● Recorded data
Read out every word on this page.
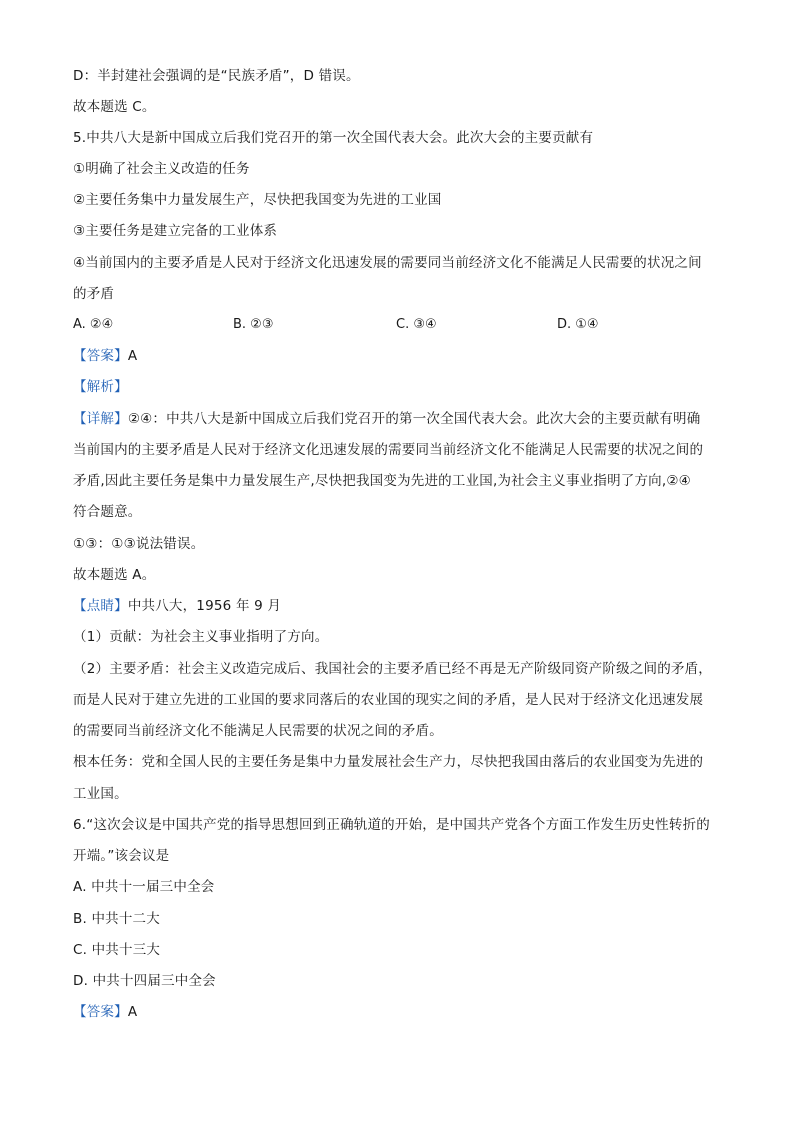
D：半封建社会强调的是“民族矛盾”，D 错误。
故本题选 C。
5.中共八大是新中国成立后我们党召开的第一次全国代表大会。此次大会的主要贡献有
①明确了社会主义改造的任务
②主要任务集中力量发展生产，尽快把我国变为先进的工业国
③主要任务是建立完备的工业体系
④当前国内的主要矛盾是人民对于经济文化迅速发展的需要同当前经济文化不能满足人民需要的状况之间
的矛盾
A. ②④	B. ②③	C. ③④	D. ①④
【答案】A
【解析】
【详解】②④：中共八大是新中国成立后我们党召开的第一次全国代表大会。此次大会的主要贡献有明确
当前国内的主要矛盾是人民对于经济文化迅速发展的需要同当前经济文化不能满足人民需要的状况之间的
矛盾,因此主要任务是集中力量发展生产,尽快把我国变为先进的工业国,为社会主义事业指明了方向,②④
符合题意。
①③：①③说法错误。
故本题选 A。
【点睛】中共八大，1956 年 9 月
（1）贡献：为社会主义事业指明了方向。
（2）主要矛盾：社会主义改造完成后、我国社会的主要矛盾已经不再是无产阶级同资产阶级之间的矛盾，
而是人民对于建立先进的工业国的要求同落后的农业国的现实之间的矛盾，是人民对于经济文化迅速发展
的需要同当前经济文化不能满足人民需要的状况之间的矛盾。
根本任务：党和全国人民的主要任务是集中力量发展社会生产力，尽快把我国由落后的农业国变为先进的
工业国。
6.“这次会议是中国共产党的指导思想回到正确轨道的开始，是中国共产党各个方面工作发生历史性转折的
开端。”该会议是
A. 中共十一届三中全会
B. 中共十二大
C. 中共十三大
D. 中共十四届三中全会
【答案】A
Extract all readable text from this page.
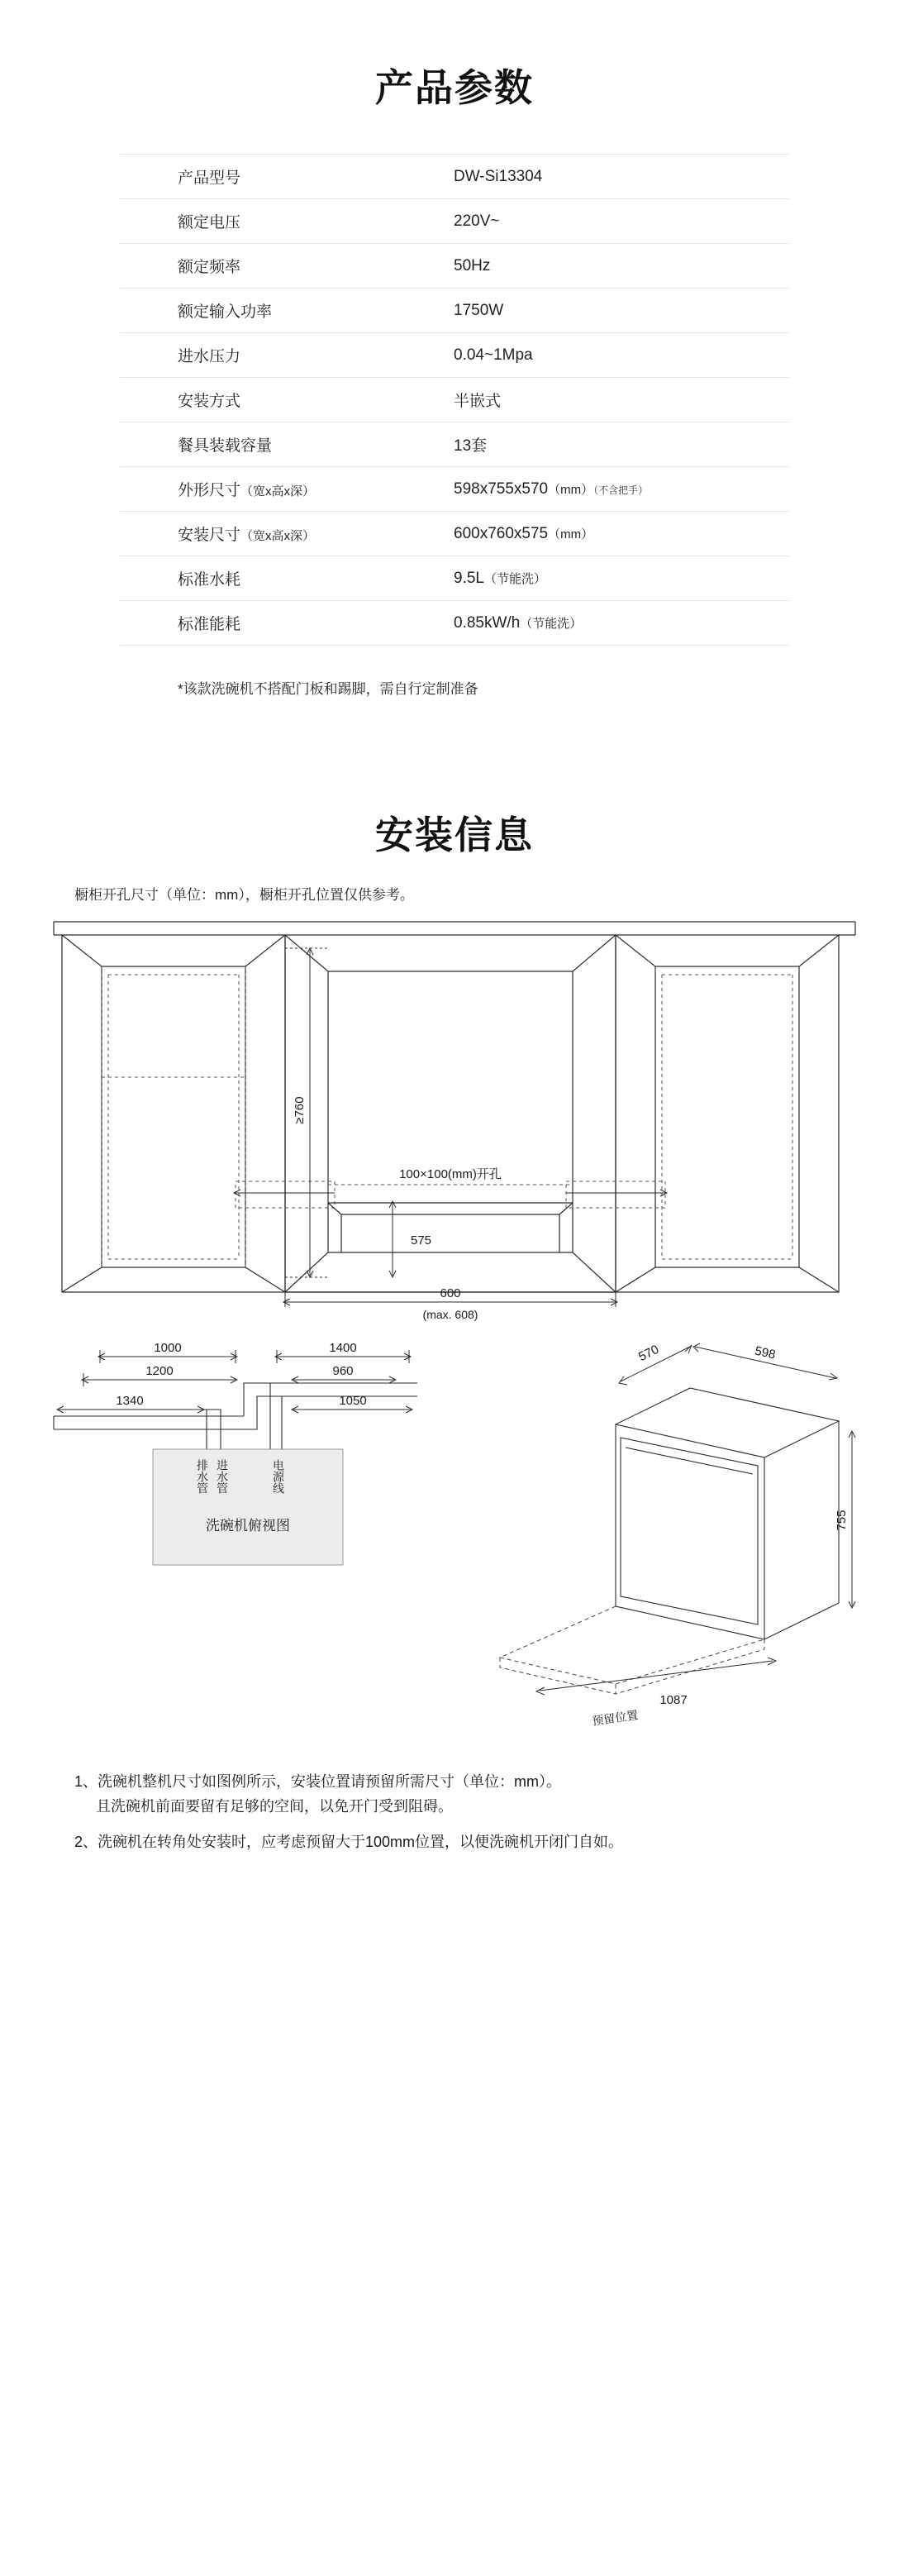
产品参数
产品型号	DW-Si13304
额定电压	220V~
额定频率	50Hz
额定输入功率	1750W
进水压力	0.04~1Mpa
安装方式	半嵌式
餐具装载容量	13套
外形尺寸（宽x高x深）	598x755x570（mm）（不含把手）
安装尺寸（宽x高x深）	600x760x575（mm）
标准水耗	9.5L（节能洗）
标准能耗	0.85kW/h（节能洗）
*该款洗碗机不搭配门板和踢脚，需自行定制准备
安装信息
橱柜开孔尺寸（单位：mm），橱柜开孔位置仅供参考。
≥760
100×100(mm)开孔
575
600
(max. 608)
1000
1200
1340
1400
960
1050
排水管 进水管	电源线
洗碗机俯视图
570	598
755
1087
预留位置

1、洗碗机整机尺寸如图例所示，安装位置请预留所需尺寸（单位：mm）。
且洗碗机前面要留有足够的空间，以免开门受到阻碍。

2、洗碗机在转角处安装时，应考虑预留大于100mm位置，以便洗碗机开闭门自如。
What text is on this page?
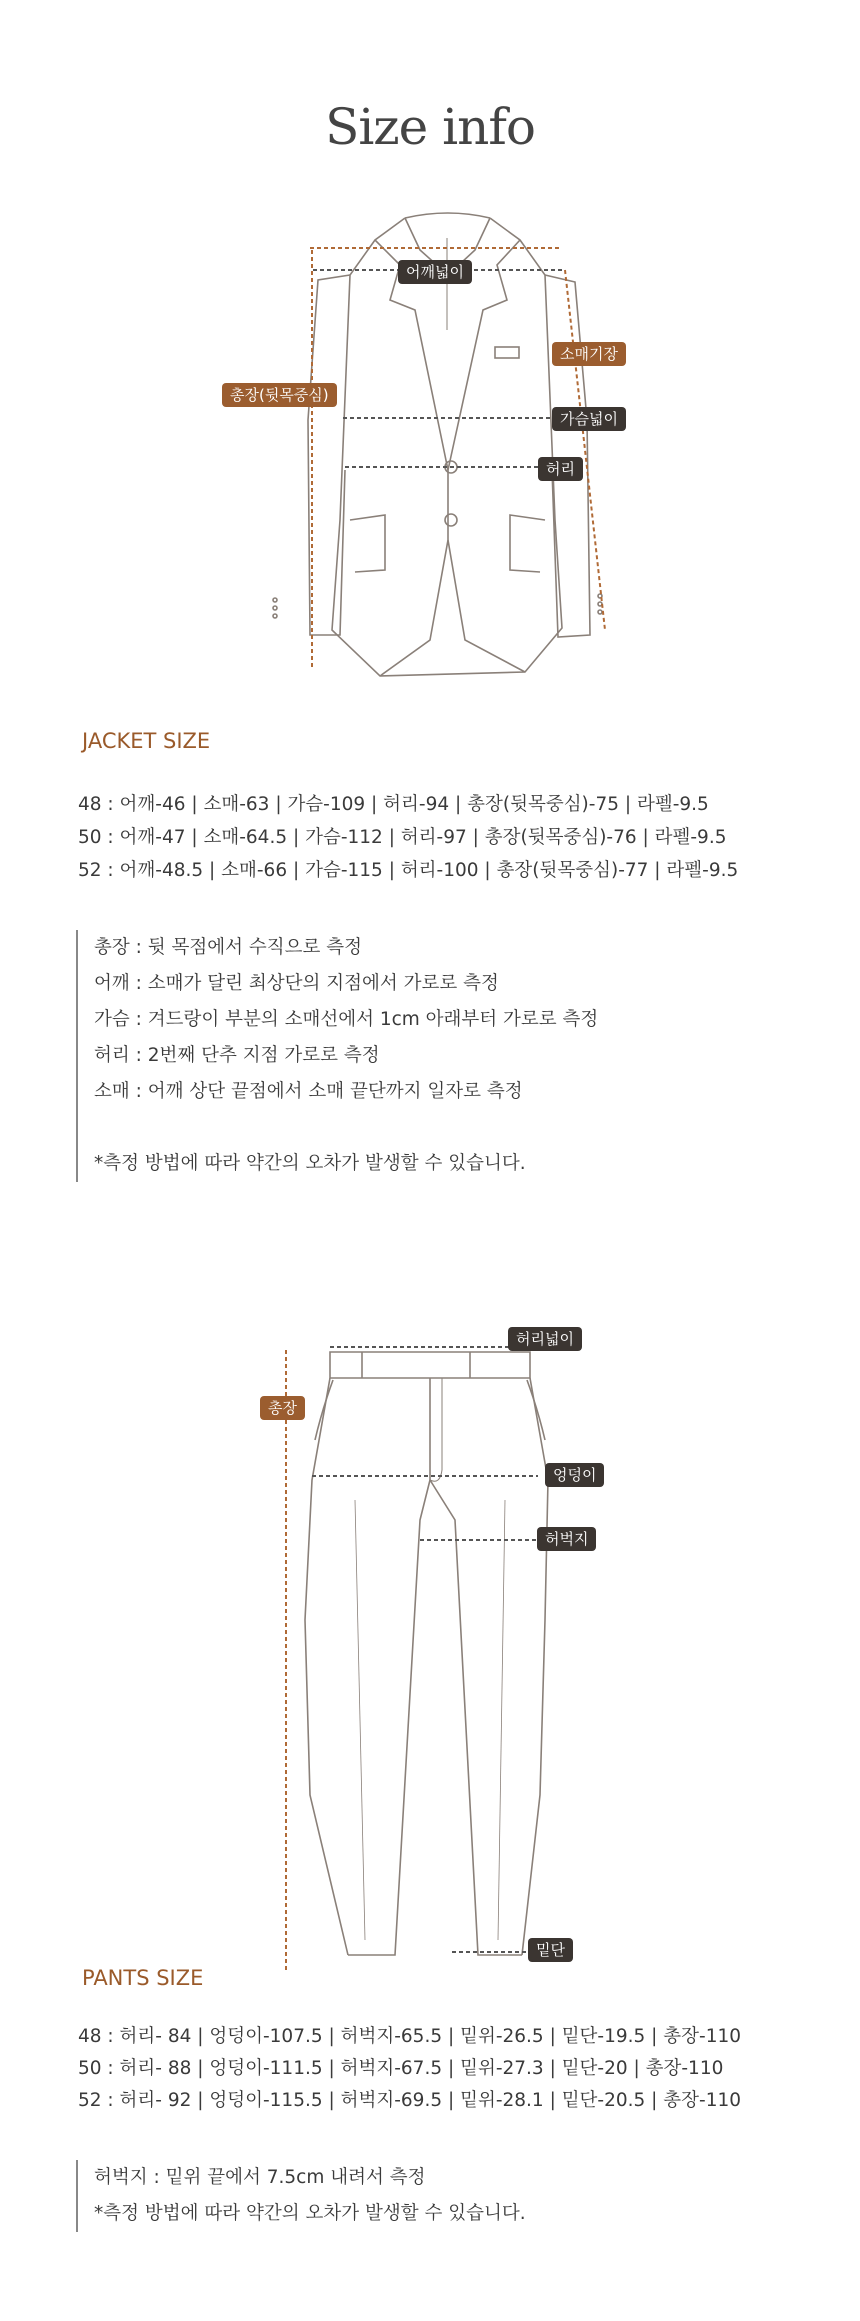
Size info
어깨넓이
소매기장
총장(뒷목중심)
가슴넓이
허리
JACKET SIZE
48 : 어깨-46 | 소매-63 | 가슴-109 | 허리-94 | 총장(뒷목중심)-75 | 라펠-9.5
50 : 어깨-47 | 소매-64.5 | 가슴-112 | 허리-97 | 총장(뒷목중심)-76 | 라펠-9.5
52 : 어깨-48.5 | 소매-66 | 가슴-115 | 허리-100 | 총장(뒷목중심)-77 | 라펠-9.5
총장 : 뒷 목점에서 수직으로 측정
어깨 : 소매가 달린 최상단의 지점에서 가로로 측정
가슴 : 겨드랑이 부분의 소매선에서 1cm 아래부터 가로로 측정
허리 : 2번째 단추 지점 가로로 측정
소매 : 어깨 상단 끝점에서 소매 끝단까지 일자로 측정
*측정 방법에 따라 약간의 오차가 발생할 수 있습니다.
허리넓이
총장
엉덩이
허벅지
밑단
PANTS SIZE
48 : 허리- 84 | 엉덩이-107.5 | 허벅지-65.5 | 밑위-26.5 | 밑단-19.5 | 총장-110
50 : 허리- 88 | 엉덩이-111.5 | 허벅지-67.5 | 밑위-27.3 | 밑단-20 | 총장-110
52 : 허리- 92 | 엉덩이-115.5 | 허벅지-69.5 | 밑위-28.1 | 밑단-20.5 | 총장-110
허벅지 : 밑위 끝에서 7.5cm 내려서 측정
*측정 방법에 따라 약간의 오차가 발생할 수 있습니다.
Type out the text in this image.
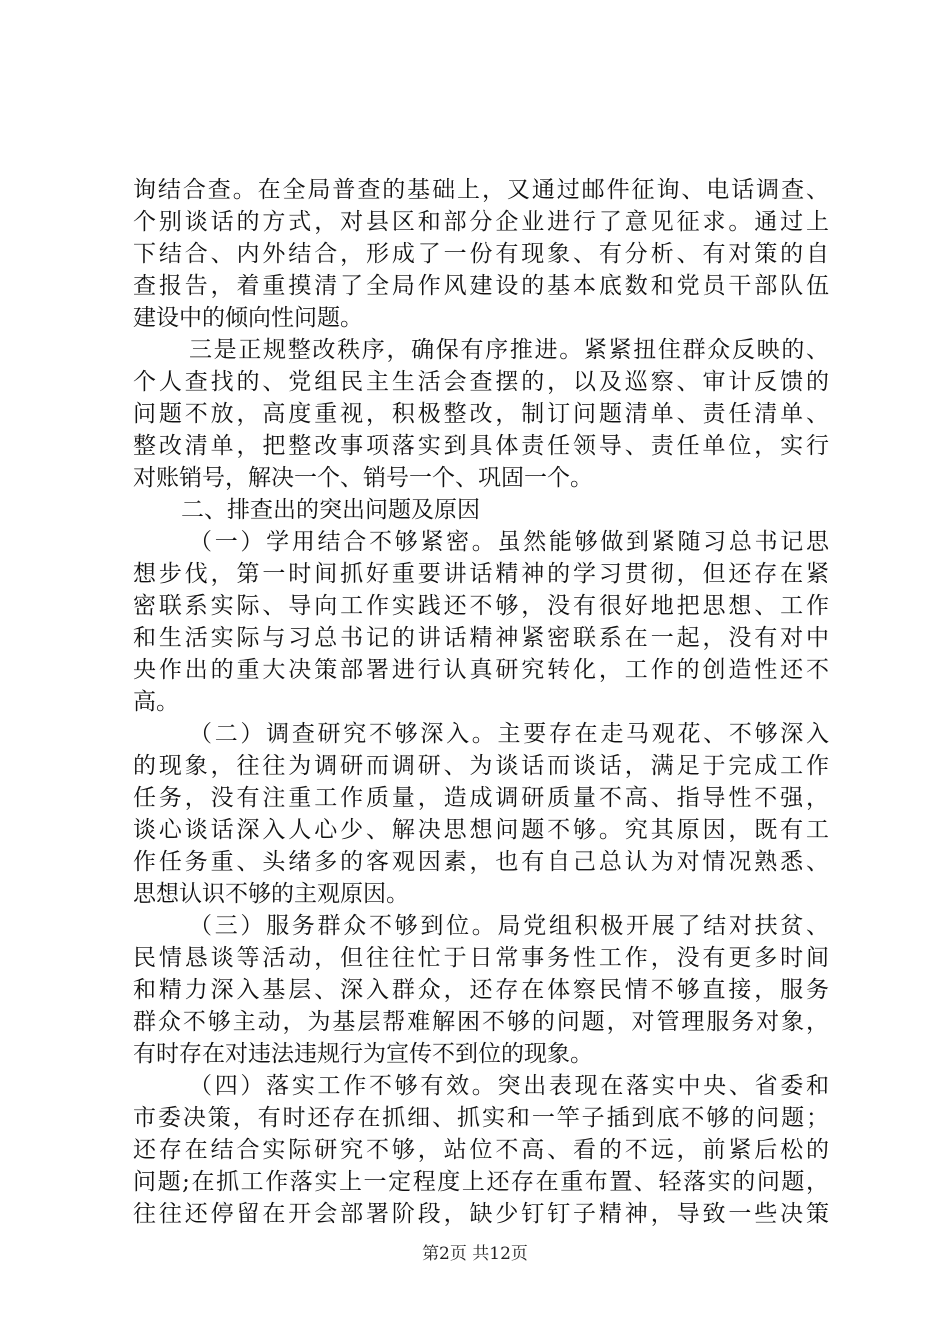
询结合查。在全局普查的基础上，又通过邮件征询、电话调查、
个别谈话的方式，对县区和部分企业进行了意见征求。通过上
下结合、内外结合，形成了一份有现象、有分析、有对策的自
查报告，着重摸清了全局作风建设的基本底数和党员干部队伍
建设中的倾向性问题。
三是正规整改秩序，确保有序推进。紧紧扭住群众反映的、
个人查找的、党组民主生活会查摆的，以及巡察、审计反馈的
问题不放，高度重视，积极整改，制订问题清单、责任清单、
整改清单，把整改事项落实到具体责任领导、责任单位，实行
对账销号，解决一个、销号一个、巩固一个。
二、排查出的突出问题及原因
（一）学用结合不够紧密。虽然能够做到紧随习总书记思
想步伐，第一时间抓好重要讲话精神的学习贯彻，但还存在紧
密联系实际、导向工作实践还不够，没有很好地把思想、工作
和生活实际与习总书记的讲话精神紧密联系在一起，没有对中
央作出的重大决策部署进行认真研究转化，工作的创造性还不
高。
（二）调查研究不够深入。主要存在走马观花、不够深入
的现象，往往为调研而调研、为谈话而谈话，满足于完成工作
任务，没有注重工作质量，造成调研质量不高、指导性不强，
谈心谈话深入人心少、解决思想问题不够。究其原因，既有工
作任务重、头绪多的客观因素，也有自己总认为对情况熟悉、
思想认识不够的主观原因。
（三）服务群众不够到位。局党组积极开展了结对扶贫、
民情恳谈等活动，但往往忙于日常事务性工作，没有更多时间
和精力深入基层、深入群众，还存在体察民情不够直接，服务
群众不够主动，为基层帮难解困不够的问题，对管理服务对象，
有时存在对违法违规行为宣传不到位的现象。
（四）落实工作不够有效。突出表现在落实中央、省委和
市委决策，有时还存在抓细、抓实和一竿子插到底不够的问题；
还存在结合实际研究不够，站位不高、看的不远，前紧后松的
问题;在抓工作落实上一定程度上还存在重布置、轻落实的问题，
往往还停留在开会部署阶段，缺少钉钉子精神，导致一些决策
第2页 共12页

● Directive
Filter out all lines lacking the word "为社会主义事业指明了方向" and copy the rest.

● Output
矛盾,因此主要任务是集中力量发展生产,尽快把我国变为先进的工业国,为社会主义事业指明了方向,②④
（1）贡献：为社会主义事业指明了方向。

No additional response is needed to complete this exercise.